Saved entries
- - - - - - -

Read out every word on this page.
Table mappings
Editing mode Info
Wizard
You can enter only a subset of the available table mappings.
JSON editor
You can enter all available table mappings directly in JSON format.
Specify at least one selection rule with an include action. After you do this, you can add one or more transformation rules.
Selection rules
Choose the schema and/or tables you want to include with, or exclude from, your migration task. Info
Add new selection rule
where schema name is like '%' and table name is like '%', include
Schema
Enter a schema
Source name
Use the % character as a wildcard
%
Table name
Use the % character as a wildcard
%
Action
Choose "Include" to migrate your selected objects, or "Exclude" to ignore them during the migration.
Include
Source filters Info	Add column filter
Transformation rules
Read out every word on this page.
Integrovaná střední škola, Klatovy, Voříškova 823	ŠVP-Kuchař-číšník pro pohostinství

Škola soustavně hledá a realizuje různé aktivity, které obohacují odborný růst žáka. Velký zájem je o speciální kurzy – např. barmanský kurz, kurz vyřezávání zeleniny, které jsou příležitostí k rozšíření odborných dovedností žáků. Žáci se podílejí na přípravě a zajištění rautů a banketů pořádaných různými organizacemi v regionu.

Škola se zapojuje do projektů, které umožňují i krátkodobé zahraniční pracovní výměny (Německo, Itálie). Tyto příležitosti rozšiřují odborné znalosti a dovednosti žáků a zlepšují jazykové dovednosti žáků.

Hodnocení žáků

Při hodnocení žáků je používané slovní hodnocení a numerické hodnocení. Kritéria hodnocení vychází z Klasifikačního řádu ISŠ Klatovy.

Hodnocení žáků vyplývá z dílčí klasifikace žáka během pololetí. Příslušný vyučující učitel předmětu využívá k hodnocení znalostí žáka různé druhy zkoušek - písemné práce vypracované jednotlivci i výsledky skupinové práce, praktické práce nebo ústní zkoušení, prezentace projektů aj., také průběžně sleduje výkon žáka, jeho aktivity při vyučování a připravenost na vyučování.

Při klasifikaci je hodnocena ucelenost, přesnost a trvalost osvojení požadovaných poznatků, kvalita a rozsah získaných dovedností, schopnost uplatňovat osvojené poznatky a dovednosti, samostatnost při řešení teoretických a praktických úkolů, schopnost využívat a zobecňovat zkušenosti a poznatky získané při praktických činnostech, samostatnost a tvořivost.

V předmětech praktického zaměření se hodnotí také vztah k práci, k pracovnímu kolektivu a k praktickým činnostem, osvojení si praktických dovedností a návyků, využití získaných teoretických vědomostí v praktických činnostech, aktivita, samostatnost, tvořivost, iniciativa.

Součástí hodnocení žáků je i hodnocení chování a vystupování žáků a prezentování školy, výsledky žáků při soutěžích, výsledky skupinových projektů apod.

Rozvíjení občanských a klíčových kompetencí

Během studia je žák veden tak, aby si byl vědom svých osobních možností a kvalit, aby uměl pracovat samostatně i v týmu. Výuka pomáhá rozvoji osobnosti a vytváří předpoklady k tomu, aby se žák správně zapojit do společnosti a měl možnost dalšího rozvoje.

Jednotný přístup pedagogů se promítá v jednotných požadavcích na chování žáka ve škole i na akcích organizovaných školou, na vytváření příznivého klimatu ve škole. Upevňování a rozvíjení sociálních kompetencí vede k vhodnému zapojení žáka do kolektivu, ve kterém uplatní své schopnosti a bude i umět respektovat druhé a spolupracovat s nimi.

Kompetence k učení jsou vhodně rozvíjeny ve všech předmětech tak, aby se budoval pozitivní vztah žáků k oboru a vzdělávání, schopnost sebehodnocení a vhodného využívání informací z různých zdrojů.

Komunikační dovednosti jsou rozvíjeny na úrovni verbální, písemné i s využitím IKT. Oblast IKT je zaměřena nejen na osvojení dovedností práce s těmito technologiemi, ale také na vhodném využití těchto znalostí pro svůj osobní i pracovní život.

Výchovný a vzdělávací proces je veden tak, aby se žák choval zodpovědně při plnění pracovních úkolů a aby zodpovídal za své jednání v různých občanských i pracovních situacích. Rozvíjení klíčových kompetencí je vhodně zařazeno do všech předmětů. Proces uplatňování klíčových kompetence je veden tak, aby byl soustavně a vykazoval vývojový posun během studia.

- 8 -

- - - - - - -

■ Short task:
Retype every entry word for word.

■ Correct answer:
Read out every word on this page.
Table mappings
Editing mode Info
Wizard
You can enter only a subset of the available table mappings.
JSON editor
You can enter all available table mappings directly in JSON format.
Specify at least one selection rule with an include action. After you do this, you can add one or more transformation rules.
Selection rules
Choose the schema and/or tables you want to include with, or exclude from, your migration task. Info
Add new selection rule
where schema name is like '%' and table name is like '%', include
Schema
Enter a schema
Source name
Use the % character as a wildcard
%
Table name
Use the % character as a wildcard
%
Action
Choose "Include" to migrate your selected objects, or "Exclude" to ignore them during the migration.
Include
Source filters Info	Add column filter
Transformation rules
Read out every word on this page.
Integrovaná střední škola, Klatovy, Voříškova 823	ŠVP-Kuchař-číšník pro pohostinství

Škola soustavně hledá a realizuje různé aktivity, které obohacují odborný růst žáka. Velký zájem je o speciální kurzy – např. barmanský kurz, kurz vyřezávání zeleniny, které jsou příležitostí k rozšíření odborných dovedností žáků. Žáci se podílejí na přípravě a zajištění rautů a banketů pořádaných různými organizacemi v regionu.

Škola se zapojuje do projektů, které umožňují i krátkodobé zahraniční pracovní výměny (Německo, Itálie). Tyto příležitosti rozšiřují odborné znalosti a dovednosti žáků a zlepšují jazykové dovednosti žáků.

Hodnocení žáků

Při hodnocení žáků je používané slovní hodnocení a numerické hodnocení. Kritéria hodnocení vychází z Klasifikačního řádu ISŠ Klatovy.

Hodnocení žáků vyplývá z dílčí klasifikace žáka během pololetí. Příslušný vyučující učitel předmětu využívá k hodnocení znalostí žáka různé druhy zkoušek - písemné práce vypracované jednotlivci i výsledky skupinové práce, praktické práce nebo ústní zkoušení, prezentace projektů aj., také průběžně sleduje výkon žáka, jeho aktivity při vyučování a připravenost na vyučování.

Při klasifikaci je hodnocena ucelenost, přesnost a trvalost osvojení požadovaných poznatků, kvalita a rozsah získaných dovedností, schopnost uplatňovat osvojené poznatky a dovednosti, samostatnost při řešení teoretických a praktických úkolů, schopnost využívat a zobecňovat zkušenosti a poznatky získané při praktických činnostech, samostatnost a tvořivost.

V předmětech praktického zaměření se hodnotí také vztah k práci, k pracovnímu kolektivu a k praktickým činnostem, osvojení si praktických dovedností a návyků, využití získaných teoretických vědomostí v praktických činnostech, aktivita, samostatnost, tvořivost, iniciativa.

Součástí hodnocení žáků je i hodnocení chování a vystupování žáků a prezentování školy, výsledky žáků při soutěžích, výsledky skupinových projektů apod.

Rozvíjení občanských a klíčových kompetencí

Během studia je žák veden tak, aby si byl vědom svých osobních možností a kvalit, aby uměl pracovat samostatně i v týmu. Výuka pomáhá rozvoji osobnosti a vytváří předpoklady k tomu, aby se žák správně zapojit do společnosti a měl možnost dalšího rozvoje.

Jednotný přístup pedagogů se promítá v jednotných požadavcích na chování žáka ve škole i na akcích organizovaných školou, na vytváření příznivého klimatu ve škole. Upevňování a rozvíjení sociálních kompetencí vede k vhodnému zapojení žáka do kolektivu, ve kterém uplatní své schopnosti a bude i umět respektovat druhé a spolupracovat s nimi.

Kompetence k učení jsou vhodně rozvíjeny ve všech předmětech tak, aby se budoval pozitivní vztah žáků k oboru a vzdělávání, schopnost sebehodnocení a vhodného využívání informací z různých zdrojů.

Komunikační dovednosti jsou rozvíjeny na úrovni verbální, písemné i s využitím IKT. Oblast IKT je zaměřena nejen na osvojení dovedností práce s těmito technologiemi, ale také na vhodném využití těchto znalostí pro svůj osobní i pracovní život.

Výchovný a vzdělávací proces je veden tak, aby se žák choval zodpovědně při plnění pracovních úkolů a aby zodpovídal za své jednání v různých občanských i pracovních situacích. Rozvíjení klíčových kompetencí je vhodně zařazeno do všech předmětů. Proces uplatňování klíčových kompetence je veden tak, aby byl soustavně a vykazoval vývojový posun během studia.

- 8 -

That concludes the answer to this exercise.